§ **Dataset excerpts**
....................

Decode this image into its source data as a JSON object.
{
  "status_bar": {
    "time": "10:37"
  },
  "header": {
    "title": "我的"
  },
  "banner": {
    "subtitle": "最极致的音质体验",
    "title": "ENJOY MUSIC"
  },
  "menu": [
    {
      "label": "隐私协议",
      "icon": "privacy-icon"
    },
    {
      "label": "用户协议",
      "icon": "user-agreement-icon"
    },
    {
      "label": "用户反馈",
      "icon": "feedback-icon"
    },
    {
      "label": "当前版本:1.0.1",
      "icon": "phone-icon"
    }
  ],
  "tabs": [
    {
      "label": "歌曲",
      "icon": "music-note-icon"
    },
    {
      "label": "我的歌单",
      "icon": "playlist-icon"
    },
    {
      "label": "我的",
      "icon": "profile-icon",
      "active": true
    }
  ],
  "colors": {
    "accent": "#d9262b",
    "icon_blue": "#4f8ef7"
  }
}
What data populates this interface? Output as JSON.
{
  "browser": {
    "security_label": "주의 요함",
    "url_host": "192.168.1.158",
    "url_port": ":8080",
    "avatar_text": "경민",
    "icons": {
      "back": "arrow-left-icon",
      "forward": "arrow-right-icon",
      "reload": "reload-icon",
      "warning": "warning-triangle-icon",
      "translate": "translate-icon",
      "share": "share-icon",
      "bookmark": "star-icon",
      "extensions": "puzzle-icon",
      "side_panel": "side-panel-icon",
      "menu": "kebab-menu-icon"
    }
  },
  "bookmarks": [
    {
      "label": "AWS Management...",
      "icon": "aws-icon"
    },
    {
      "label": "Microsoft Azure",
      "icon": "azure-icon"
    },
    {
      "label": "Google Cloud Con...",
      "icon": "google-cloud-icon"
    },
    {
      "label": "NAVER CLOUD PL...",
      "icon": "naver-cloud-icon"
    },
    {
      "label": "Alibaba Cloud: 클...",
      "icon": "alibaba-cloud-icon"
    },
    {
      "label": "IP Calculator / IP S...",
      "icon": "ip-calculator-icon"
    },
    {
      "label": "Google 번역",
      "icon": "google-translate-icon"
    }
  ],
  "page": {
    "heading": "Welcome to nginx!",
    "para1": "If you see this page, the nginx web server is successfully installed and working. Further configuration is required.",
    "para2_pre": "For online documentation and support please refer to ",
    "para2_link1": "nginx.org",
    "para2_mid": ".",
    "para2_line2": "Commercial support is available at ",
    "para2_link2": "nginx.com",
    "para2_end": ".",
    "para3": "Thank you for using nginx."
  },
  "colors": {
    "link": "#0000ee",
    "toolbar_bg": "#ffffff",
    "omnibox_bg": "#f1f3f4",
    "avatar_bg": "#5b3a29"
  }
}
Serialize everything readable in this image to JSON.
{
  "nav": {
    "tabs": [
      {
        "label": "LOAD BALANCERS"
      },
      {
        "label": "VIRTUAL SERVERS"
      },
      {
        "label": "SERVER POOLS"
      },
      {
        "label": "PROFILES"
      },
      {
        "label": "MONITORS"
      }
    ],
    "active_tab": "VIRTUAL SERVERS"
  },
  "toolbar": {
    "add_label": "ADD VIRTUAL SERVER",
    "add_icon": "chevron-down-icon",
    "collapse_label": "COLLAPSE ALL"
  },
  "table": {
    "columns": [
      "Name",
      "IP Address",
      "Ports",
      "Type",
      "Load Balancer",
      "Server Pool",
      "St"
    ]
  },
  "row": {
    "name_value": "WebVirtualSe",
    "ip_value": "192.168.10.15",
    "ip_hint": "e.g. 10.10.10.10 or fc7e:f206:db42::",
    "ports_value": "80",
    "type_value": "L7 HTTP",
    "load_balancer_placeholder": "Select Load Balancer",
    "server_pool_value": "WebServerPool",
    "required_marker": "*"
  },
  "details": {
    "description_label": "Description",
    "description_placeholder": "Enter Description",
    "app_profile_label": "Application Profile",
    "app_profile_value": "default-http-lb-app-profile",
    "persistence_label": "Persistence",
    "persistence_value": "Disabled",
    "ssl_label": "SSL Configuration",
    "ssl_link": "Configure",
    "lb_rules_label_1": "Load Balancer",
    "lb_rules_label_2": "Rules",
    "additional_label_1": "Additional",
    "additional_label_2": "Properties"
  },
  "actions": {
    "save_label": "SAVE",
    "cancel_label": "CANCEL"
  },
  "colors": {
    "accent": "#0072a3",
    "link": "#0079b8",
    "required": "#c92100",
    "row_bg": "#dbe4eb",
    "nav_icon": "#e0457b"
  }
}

....................

§ **SHORT EXERCISE**
Identify each line of the material where the word "SERVERS" shows up, and copy it.

§ **ANSWER TO THIS TASK**
        "label": "VIRTUAL SERVERS"
    "active_tab": "VIRTUAL SERVERS"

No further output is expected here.